* Start GIVEN RECORDS *
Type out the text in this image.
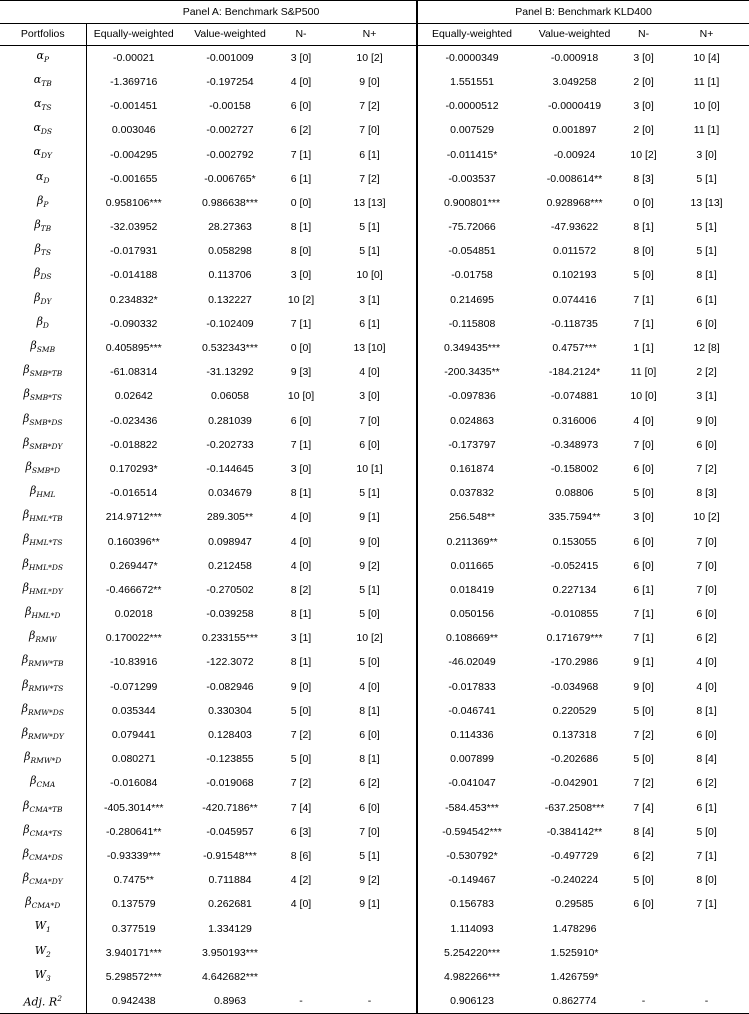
	Panel A: Benchmark S&P500				Panel B: Benchmark KLD400			
Portfolios	Equally-weighted	Value-weighted	N-	N+	Equally-weighted	Value-weighted	N-	N+
$\alpha_P$	-0.00021	-0.001009	3 [0]	10 [2]	-0.0000349	-0.000918	3 [0]	10 [4]
$\alpha_{TB}$	-1.369716	-0.197254	4 [0]	9 [0]	1.551551	3.049258	2 [0]	11 [1]
$\alpha_{TS}$	-0.001451	-0.00158	6 [0]	7 [2]	-0.0000512	-0.0000419	3 [0]	10 [0]
$\alpha_{DS}$	0.003046	-0.002727	6 [2]	7 [0]	0.007529	0.001897	2 [0]	11 [1]
$\alpha_{DY}$	-0.004295	-0.002792	7 [1]	6 [1]	-0.011415*	-0.00924	10 [2]	3 [0]
$\alpha_D$	-0.001655	-0.006765*	6 [1]	7 [2]	-0.003537	-0.008614**	8 [3]	5 [1]
$\beta_P$	0.958106***	0.986638***	0 [0]	13 [13]	0.900801***	0.928968***	0 [0]	13 [13]
$\beta_{TB}$	-32.03952	28.27363	8 [1]	5 [1]	-75.72066	-47.93622	8 [1]	5 [1]
$\beta_{TS}$	-0.017931	0.058298	8 [0]	5 [1]	-0.054851	0.011572	8 [0]	5 [1]
$\beta_{DS}$	-0.014188	0.113706	3 [0]	10 [0]	-0.01758	0.102193	5 [0]	8 [1]
$\beta_{DY}$	0.234832*	0.132227	10 [2]	3 [1]	0.214695	0.074416	7 [1]	6 [1]
$\beta_D$	-0.090332	-0.102409	7 [1]	6 [1]	-0.115808	-0.118735	7 [1]	6 [0]
$\beta_{SMB}$	0.405895***	0.532343***	0 [0]	13 [10]	0.349435***	0.4757***	1 [1]	12 [8]
$\beta_{SMB*TB}$	-61.08314	-31.13292	9 [3]	4 [0]	-200.3435**	-184.2124*	11 [0]	2 [2]
$\beta_{SMB*TS}$	0.02642	0.06058	10 [0]	3 [0]	-0.097836	-0.074881	10 [0]	3 [1]
$\beta_{SMB*DS}$	-0.023436	0.281039	6 [0]	7 [0]	0.024863	0.316006	4 [0]	9 [0]
$\beta_{SMB*DY}$	-0.018822	-0.202733	7 [1]	6 [0]	-0.173797	-0.348973	7 [0]	6 [0]
$\beta_{SMB*D}$	0.170293*	-0.144645	3 [0]	10 [1]	0.161874	-0.158002	6 [0]	7 [2]
$\beta_{HML}$	-0.016514	0.034679	8 [1]	5 [1]	0.037832	0.08806	5 [0]	8 [3]
$\beta_{HML*TB}$	214.9712***	289.305**	4 [0]	9 [1]	256.548**	335.7594**	3 [0]	10 [2]
$\beta_{HML*TS}$	0.160396**	0.098947	4 [0]	9 [0]	0.211369**	0.153055	6 [0]	7 [0]
$\beta_{HML*DS}$	0.269447*	0.212458	4 [0]	9 [2]	0.011665	-0.052415	6 [0]	7 [0]
$\beta_{HML*DY}$	-0.466672**	-0.270502	8 [2]	5 [1]	0.018419	0.227134	6 [1]	7 [0]
$\beta_{HML*D}$	0.02018	-0.039258	8 [1]	5 [0]	0.050156	-0.010855	7 [1]	6 [0]
$\beta_{RMW}$	0.170022***	0.233155***	3 [1]	10 [2]	0.108669**	0.171679***	7 [1]	6 [2]
$\beta_{RMW*TB}$	-10.83916	-122.3072	8 [1]	5 [0]	-46.02049	-170.2986	9 [1]	4 [0]
$\beta_{RMW*TS}$	-0.071299	-0.082946	9 [0]	4 [0]	-0.017833	-0.034968	9 [0]	4 [0]
$\beta_{RMW*DS}$	0.035344	0.330304	5 [0]	8 [1]	-0.046741	0.220529	5 [0]	8 [1]
$\beta_{RMW*DY}$	0.079441	0.128403	7 [2]	6 [0]	0.114336	0.137318	7 [2]	6 [0]
$\beta_{RMW*D}$	0.080271	-0.123855	5 [0]	8 [1]	0.007899	-0.202686	5 [0]	8 [4]
$\beta_{CMA}$	-0.016084	-0.019068	7 [2]	6 [2]	-0.041047	-0.042901	7 [2]	6 [2]
$\beta_{CMA*TB}$	-405.3014***	-420.7186**	7 [4]	6 [0]	-584.453***	-637.2508***	7 [4]	6 [1]
$\beta_{CMA*TS}$	-0.280641**	-0.045957	6 [3]	7 [0]	-0.594542***	-0.384142**	8 [4]	5 [0]
$\beta_{CMA*DS}$	-0.93339***	-0.91548***	8 [6]	5 [1]	-0.530792*	-0.497729	6 [2]	7 [1]
$\beta_{CMA*DY}$	0.7475**	0.711884	4 [2]	9 [2]	-0.149467	-0.240224	5 [0]	8 [0]
$\beta_{CMA*D}$	0.137579	0.262681	4 [0]	9 [1]	0.156783	0.29585	6 [0]	7 [1]
$W_1$	0.377519	1.334129			1.114093	1.478296		
$W_2$	3.940171***	3.950193***			5.254220***	1.525910*		
$W_3$	5.298572***	4.642682***			4.982266***	1.426759*		
Adj. $R^2$	0.942438	0.8963	-	-	0.906123	0.862774	-	-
* End GIVEN RECORDS *
OBJECTIVE: None of the pictures should appear; repeat the records exactly otherwise.

PROBLEM SOLUTION:
Type out the text in this image.
	Panel A: Benchmark S&P500				Panel B: Benchmark KLD400			
Portfolios	Equally-weighted	Value-weighted	N-	N+	Equally-weighted	Value-weighted	N-	N+
$\alpha_P$	-0.00021	-0.001009	3 [0]	10 [2]	-0.0000349	-0.000918	3 [0]	10 [4]
$\alpha_{TB}$	-1.369716	-0.197254	4 [0]	9 [0]	1.551551	3.049258	2 [0]	11 [1]
$\alpha_{TS}$	-0.001451	-0.00158	6 [0]	7 [2]	-0.0000512	-0.0000419	3 [0]	10 [0]
$\alpha_{DS}$	0.003046	-0.002727	6 [2]	7 [0]	0.007529	0.001897	2 [0]	11 [1]
$\alpha_{DY}$	-0.004295	-0.002792	7 [1]	6 [1]	-0.011415*	-0.00924	10 [2]	3 [0]
$\alpha_D$	-0.001655	-0.006765*	6 [1]	7 [2]	-0.003537	-0.008614**	8 [3]	5 [1]
$\beta_P$	0.958106***	0.986638***	0 [0]	13 [13]	0.900801***	0.928968***	0 [0]	13 [13]
$\beta_{TB}$	-32.03952	28.27363	8 [1]	5 [1]	-75.72066	-47.93622	8 [1]	5 [1]
$\beta_{TS}$	-0.017931	0.058298	8 [0]	5 [1]	-0.054851	0.011572	8 [0]	5 [1]
$\beta_{DS}$	-0.014188	0.113706	3 [0]	10 [0]	-0.01758	0.102193	5 [0]	8 [1]
$\beta_{DY}$	0.234832*	0.132227	10 [2]	3 [1]	0.214695	0.074416	7 [1]	6 [1]
$\beta_D$	-0.090332	-0.102409	7 [1]	6 [1]	-0.115808	-0.118735	7 [1]	6 [0]
$\beta_{SMB}$	0.405895***	0.532343***	0 [0]	13 [10]	0.349435***	0.4757***	1 [1]	12 [8]
$\beta_{SMB*TB}$	-61.08314	-31.13292	9 [3]	4 [0]	-200.3435**	-184.2124*	11 [0]	2 [2]
$\beta_{SMB*TS}$	0.02642	0.06058	10 [0]	3 [0]	-0.097836	-0.074881	10 [0]	3 [1]
$\beta_{SMB*DS}$	-0.023436	0.281039	6 [0]	7 [0]	0.024863	0.316006	4 [0]	9 [0]
$\beta_{SMB*DY}$	-0.018822	-0.202733	7 [1]	6 [0]	-0.173797	-0.348973	7 [0]	6 [0]
$\beta_{SMB*D}$	0.170293*	-0.144645	3 [0]	10 [1]	0.161874	-0.158002	6 [0]	7 [2]
$\beta_{HML}$	-0.016514	0.034679	8 [1]	5 [1]	0.037832	0.08806	5 [0]	8 [3]
$\beta_{HML*TB}$	214.9712***	289.305**	4 [0]	9 [1]	256.548**	335.7594**	3 [0]	10 [2]
$\beta_{HML*TS}$	0.160396**	0.098947	4 [0]	9 [0]	0.211369**	0.153055	6 [0]	7 [0]
$\beta_{HML*DS}$	0.269447*	0.212458	4 [0]	9 [2]	0.011665	-0.052415	6 [0]	7 [0]
$\beta_{HML*DY}$	-0.466672**	-0.270502	8 [2]	5 [1]	0.018419	0.227134	6 [1]	7 [0]
$\beta_{HML*D}$	0.02018	-0.039258	8 [1]	5 [0]	0.050156	-0.010855	7 [1]	6 [0]
$\beta_{RMW}$	0.170022***	0.233155***	3 [1]	10 [2]	0.108669**	0.171679***	7 [1]	6 [2]
$\beta_{RMW*TB}$	-10.83916	-122.3072	8 [1]	5 [0]	-46.02049	-170.2986	9 [1]	4 [0]
$\beta_{RMW*TS}$	-0.071299	-0.082946	9 [0]	4 [0]	-0.017833	-0.034968	9 [0]	4 [0]
$\beta_{RMW*DS}$	0.035344	0.330304	5 [0]	8 [1]	-0.046741	0.220529	5 [0]	8 [1]
$\beta_{RMW*DY}$	0.079441	0.128403	7 [2]	6 [0]	0.114336	0.137318	7 [2]	6 [0]
$\beta_{RMW*D}$	0.080271	-0.123855	5 [0]	8 [1]	0.007899	-0.202686	5 [0]	8 [4]
$\beta_{CMA}$	-0.016084	-0.019068	7 [2]	6 [2]	-0.041047	-0.042901	7 [2]	6 [2]
$\beta_{CMA*TB}$	-405.3014***	-420.7186**	7 [4]	6 [0]	-584.453***	-637.2508***	7 [4]	6 [1]
$\beta_{CMA*TS}$	-0.280641**	-0.045957	6 [3]	7 [0]	-0.594542***	-0.384142**	8 [4]	5 [0]
$\beta_{CMA*DS}$	-0.93339***	-0.91548***	8 [6]	5 [1]	-0.530792*	-0.497729	6 [2]	7 [1]
$\beta_{CMA*DY}$	0.7475**	0.711884	4 [2]	9 [2]	-0.149467	-0.240224	5 [0]	8 [0]
$\beta_{CMA*D}$	0.137579	0.262681	4 [0]	9 [1]	0.156783	0.29585	6 [0]	7 [1]
$W_1$	0.377519	1.334129			1.114093	1.478296		
$W_2$	3.940171***	3.950193***			5.254220***	1.525910*		
$W_3$	5.298572***	4.642682***			4.982266***	1.426759*		
Adj. $R^2$	0.942438	0.8963	-	-	0.906123	0.862774	-	-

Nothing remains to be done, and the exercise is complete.